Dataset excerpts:
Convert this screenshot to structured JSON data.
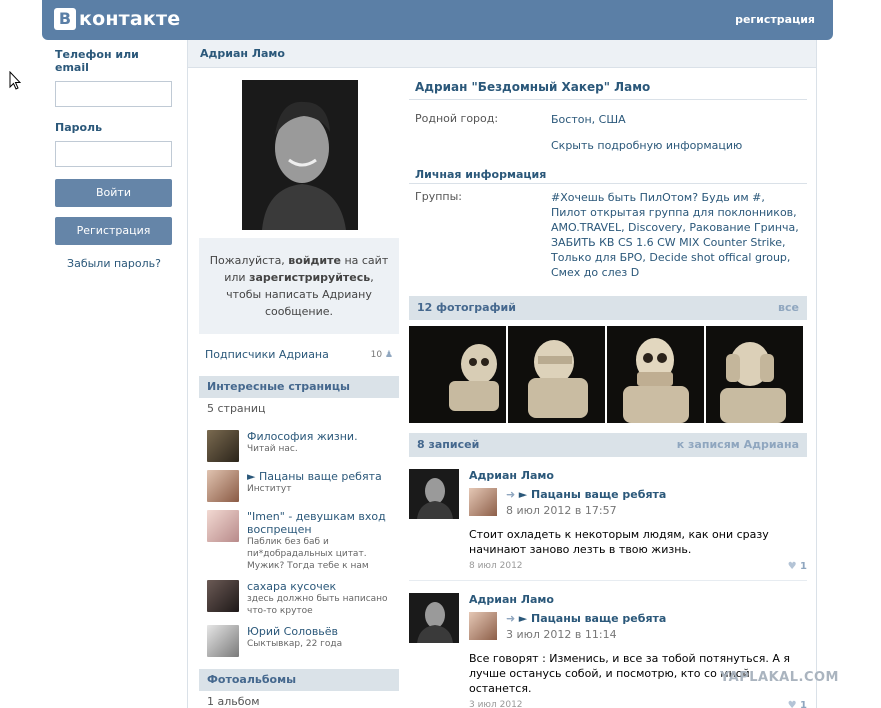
{
  "header": {
    "logo_letter": "В",
    "logo_text": "контакте",
    "register_link": "регистрация"
  },
  "login": {
    "phone_label": "Телефон или email",
    "phone_value": "",
    "password_label": "Пароль",
    "password_value": "",
    "login_button": "Войти",
    "register_button": "Регистрация",
    "forgot_link": "Забыли пароль?"
  },
  "profile": {
    "name_bar": "Адриан Ламо",
    "full_name": "Адриан \"Бездомный Хакер\" Ламо",
    "info": [
      {
        "key": "Родной город:",
        "value": "Бостон, США"
      }
    ],
    "hide_link": "Скрыть подробную информацию",
    "personal_heading": "Личная информация",
    "groups_key": "Группы:",
    "groups_value": "#Хочешь быть ПилОтом? Будь им #, Пилот открытая группа для поклонников, AMO.TRAVEL, Discovery, Ракование Гринча, ЗАБИТЬ КВ CS 1.6 CW MIX Counter Strike, Только для БРО, Decide shot offical group, Смех до слез D"
  },
  "message_box": {
    "p1": "Пожалуйста, ",
    "b1": "войдите",
    "p2": " на сайт или ",
    "b2": "зарегистрируйтесь",
    "p3": ", чтобы написать Адриану сообщение."
  },
  "subscribers": {
    "label": "Подписчики Адриана",
    "count": "10"
  },
  "interesting": {
    "heading": "Интересные страницы",
    "count_text": "5 страниц",
    "items": [
      {
        "title": "Философия жизни.",
        "desc": "Читай нас."
      },
      {
        "title": "► Пацаны ваще ребята",
        "desc": "Институт"
      },
      {
        "title": "\"Imen\" - девушкам вход воспрещен",
        "desc": "Паблик без баб и пи*добрадальных цитат. Мужик? Тогда тебе к нам"
      },
      {
        "title": "сахара кусочек",
        "desc": "здесь должно быть написано что-то крутое"
      },
      {
        "title": "Юрий Соловьёв",
        "desc": "Сыктывкар, 22 года"
      }
    ]
  },
  "albums": {
    "heading": "Фотоальбомы",
    "count_text": "1 альбом"
  },
  "photos": {
    "heading": "12 фотографий",
    "all_link": "все"
  },
  "wall": {
    "heading": "8 записей",
    "link": "к записям Адриана",
    "posts": [
      {
        "author": "Адриан Ламо",
        "repost_title": "► Пацаны ваще ребята",
        "repost_date": "8 июл 2012 в 17:57",
        "text": "Стоит охладеть к некоторым людям, как они сразу начинают заново лезть в твою жизнь.",
        "date": "8 июл 2012",
        "likes": "1"
      },
      {
        "author": "Адриан Ламо",
        "repost_title": "► Пацаны ваще ребята",
        "repost_date": "3 июл 2012 в 11:14",
        "text": "Все говорят : Изменись, и все за тобой потянуться. А я лучше останусь собой, и посмотрю, кто со мной останется.",
        "date": "3 июл 2012",
        "likes": "1"
      }
    ]
  },
  "watermark": "YAPLAKAL.COM",
  "colors": {
    "brand": "#5b7fa6",
    "link": "#2b587a",
    "section": "#dae2e8"
  }
}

**WHAT IS EXPECTED:** Reproduce the material word for word, minus the images.

**SOLUTION TO THIS EXERCISE:**
Convert this screenshot to structured JSON data.
{
  "header": {
    "logo_letter": "В",
    "logo_text": "контакте",
    "register_link": "регистрация"
  },
  "login": {
    "phone_label": "Телефон или email",
    "phone_value": "",
    "password_label": "Пароль",
    "password_value": "",
    "login_button": "Войти",
    "register_button": "Регистрация",
    "forgot_link": "Забыли пароль?"
  },
  "profile": {
    "name_bar": "Адриан Ламо",
    "full_name": "Адриан \"Бездомный Хакер\" Ламо",
    "info": [
      {
        "key": "Родной город:",
        "value": "Бостон, США"
      }
    ],
    "hide_link": "Скрыть подробную информацию",
    "personal_heading": "Личная информация",
    "groups_key": "Группы:",
    "groups_value": "#Хочешь быть ПилОтом? Будь им #, Пилот открытая группа для поклонников, AMO.TRAVEL, Discovery, Ракование Гринча, ЗАБИТЬ КВ CS 1.6 CW MIX Counter Strike, Только для БРО, Decide shot offical group, Смех до слез D"
  },
  "message_box": {
    "p1": "Пожалуйста, ",
    "b1": "войдите",
    "p2": " на сайт или ",
    "b2": "зарегистрируйтесь",
    "p3": ", чтобы написать Адриану сообщение."
  },
  "subscribers": {
    "label": "Подписчики Адриана",
    "count": "10"
  },
  "interesting": {
    "heading": "Интересные страницы",
    "count_text": "5 страниц",
    "items": [
      {
        "title": "Философия жизни.",
        "desc": "Читай нас."
      },
      {
        "title": "► Пацаны ваще ребята",
        "desc": "Институт"
      },
      {
        "title": "\"Imen\" - девушкам вход воспрещен",
        "desc": "Паблик без баб и пи*добрадальных цитат. Мужик? Тогда тебе к нам"
      },
      {
        "title": "сахара кусочек",
        "desc": "здесь должно быть написано что-то крутое"
      },
      {
        "title": "Юрий Соловьёв",
        "desc": "Сыктывкар, 22 года"
      }
    ]
  },
  "albums": {
    "heading": "Фотоальбомы",
    "count_text": "1 альбом"
  },
  "photos": {
    "heading": "12 фотографий",
    "all_link": "все"
  },
  "wall": {
    "heading": "8 записей",
    "link": "к записям Адриана",
    "posts": [
      {
        "author": "Адриан Ламо",
        "repost_title": "► Пацаны ваще ребята",
        "repost_date": "8 июл 2012 в 17:57",
        "text": "Стоит охладеть к некоторым людям, как они сразу начинают заново лезть в твою жизнь.",
        "date": "8 июл 2012",
        "likes": "1"
      },
      {
        "author": "Адриан Ламо",
        "repost_title": "► Пацаны ваще ребята",
        "repost_date": "3 июл 2012 в 11:14",
        "text": "Все говорят : Изменись, и все за тобой потянуться. А я лучше останусь собой, и посмотрю, кто со мной останется.",
        "date": "3 июл 2012",
        "likes": "1"
      }
    ]
  },
  "watermark": "YAPLAKAL.COM",
  "colors": {
    "brand": "#5b7fa6",
    "link": "#2b587a",
    "section": "#dae2e8"
  }
}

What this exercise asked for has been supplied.